Copy each line below in which the string "name" appears.

:: GIVEN ENTRIES

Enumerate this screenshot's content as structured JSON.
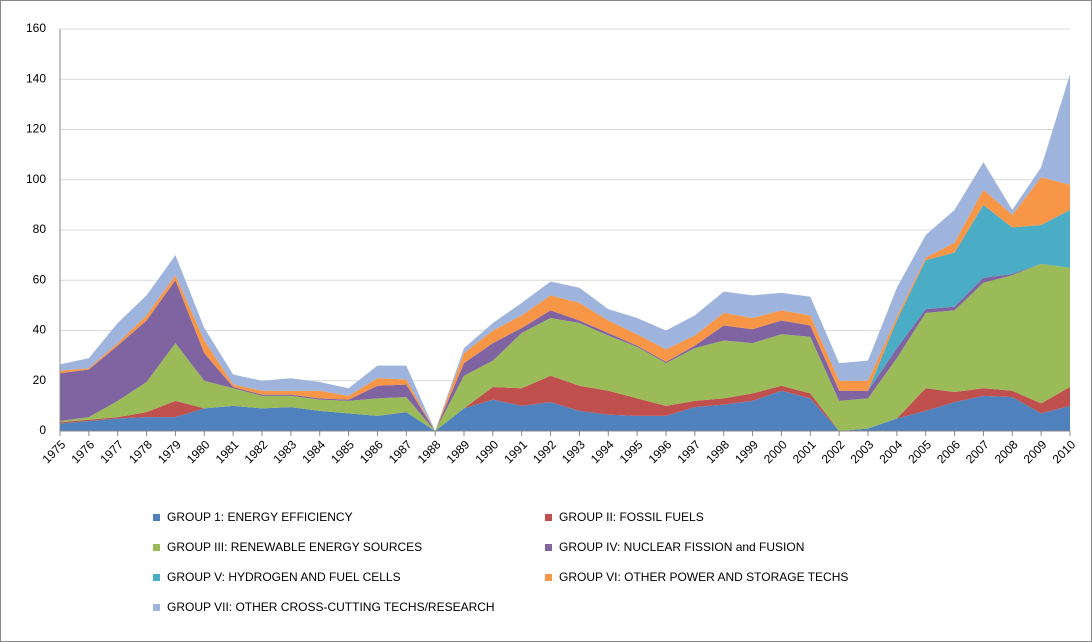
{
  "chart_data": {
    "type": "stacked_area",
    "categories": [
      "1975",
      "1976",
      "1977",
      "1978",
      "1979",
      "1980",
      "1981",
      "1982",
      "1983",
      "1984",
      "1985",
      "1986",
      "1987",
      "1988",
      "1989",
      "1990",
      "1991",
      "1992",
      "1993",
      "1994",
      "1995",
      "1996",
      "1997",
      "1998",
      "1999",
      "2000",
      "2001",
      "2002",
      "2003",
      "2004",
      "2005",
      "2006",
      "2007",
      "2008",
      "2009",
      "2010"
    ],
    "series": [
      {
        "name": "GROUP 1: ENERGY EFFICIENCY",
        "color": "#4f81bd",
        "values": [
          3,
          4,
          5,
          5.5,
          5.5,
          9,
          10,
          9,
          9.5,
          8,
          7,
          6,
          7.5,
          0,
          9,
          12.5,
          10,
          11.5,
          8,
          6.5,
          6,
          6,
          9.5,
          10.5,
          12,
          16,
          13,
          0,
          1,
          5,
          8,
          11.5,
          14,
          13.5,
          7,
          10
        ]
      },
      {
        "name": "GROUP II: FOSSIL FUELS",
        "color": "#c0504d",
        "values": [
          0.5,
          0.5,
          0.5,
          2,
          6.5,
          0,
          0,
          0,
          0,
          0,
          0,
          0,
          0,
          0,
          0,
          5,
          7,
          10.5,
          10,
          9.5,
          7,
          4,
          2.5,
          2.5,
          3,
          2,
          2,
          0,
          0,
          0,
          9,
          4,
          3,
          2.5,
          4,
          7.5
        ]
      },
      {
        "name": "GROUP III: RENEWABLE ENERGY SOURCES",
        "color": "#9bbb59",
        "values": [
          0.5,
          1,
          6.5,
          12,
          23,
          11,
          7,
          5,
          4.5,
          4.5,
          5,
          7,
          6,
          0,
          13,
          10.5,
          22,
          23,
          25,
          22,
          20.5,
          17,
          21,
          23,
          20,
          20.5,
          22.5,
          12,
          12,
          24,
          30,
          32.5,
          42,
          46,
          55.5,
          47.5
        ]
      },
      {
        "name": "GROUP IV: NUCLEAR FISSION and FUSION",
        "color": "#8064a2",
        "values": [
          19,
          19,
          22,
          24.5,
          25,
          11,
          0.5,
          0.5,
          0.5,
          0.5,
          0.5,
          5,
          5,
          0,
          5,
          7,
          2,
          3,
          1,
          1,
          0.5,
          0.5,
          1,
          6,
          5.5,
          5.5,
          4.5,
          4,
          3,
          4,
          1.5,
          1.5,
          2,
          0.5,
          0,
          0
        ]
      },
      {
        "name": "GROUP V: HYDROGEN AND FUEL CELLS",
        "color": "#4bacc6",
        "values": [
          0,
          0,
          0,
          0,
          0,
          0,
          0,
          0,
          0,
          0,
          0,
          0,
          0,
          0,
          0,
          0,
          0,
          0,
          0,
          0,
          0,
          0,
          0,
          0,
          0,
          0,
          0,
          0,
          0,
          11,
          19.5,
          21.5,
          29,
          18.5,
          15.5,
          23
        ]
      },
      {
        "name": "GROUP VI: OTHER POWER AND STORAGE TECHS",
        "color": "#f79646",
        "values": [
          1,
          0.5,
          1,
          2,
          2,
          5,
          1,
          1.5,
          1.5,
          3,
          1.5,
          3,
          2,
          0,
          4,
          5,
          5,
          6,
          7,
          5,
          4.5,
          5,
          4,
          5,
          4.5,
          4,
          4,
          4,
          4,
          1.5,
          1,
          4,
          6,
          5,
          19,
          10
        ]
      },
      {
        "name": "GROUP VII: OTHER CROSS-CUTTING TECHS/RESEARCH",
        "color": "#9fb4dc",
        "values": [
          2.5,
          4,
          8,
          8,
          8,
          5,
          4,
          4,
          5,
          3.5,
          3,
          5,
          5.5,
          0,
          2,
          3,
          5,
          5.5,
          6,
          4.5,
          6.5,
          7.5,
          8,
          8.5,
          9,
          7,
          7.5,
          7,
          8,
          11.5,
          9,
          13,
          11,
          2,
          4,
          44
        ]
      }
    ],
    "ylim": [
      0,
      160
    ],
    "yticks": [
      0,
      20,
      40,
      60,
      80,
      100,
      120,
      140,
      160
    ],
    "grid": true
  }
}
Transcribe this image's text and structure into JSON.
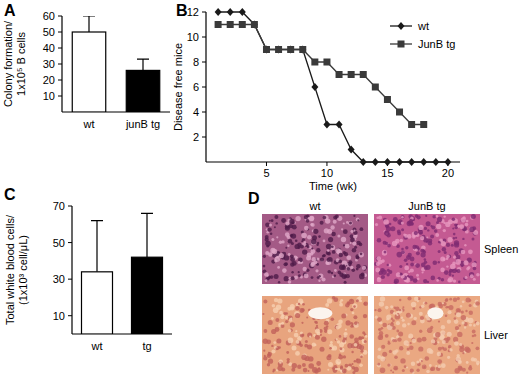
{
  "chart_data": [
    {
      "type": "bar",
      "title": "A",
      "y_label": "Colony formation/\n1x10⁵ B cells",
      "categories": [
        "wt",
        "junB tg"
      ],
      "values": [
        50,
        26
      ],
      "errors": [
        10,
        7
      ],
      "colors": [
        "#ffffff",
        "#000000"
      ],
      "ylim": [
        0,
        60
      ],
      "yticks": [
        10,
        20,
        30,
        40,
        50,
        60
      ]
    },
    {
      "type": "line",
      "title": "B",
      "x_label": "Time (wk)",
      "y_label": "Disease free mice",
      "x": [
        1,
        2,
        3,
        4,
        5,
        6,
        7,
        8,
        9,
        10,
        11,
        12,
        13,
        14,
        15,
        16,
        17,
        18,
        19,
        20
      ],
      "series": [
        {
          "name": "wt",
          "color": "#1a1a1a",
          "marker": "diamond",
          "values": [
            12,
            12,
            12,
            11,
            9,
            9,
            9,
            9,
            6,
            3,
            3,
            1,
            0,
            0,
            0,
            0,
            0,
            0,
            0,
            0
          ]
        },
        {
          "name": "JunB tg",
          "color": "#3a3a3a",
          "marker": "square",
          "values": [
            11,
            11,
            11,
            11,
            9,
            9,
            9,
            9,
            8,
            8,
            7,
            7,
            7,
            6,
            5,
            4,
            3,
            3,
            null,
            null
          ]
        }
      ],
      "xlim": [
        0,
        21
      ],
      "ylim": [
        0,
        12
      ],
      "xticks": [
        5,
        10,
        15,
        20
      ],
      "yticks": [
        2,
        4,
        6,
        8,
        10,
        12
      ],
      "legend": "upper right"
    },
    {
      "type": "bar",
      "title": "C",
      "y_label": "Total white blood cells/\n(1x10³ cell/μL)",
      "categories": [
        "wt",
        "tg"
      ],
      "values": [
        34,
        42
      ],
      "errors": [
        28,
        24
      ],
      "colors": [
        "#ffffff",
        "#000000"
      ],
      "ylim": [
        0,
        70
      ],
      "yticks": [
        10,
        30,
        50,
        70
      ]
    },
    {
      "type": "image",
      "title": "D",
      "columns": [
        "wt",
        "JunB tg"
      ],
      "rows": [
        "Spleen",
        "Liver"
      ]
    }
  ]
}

::::

* SOLUTION TO THE PROBLEM
        "name": "GROUP 1: ENERGY EFFICIENCY",
        "name": "GROUP II: FOSSIL FUELS",
        "name": "GROUP III: RENEWABLE ENERGY SOURCES",
        "name": "GROUP IV: NUCLEAR FISSION and FUSION",
        "name": "GROUP V: HYDROGEN AND FUEL CELLS",
        "name": "GROUP VI: OTHER POWER AND STORAGE TECHS",
        "name": "GROUP VII: OTHER CROSS-CUTTING TECHS/RESEARCH",
          "name": "wt",
          "name": "JunB tg",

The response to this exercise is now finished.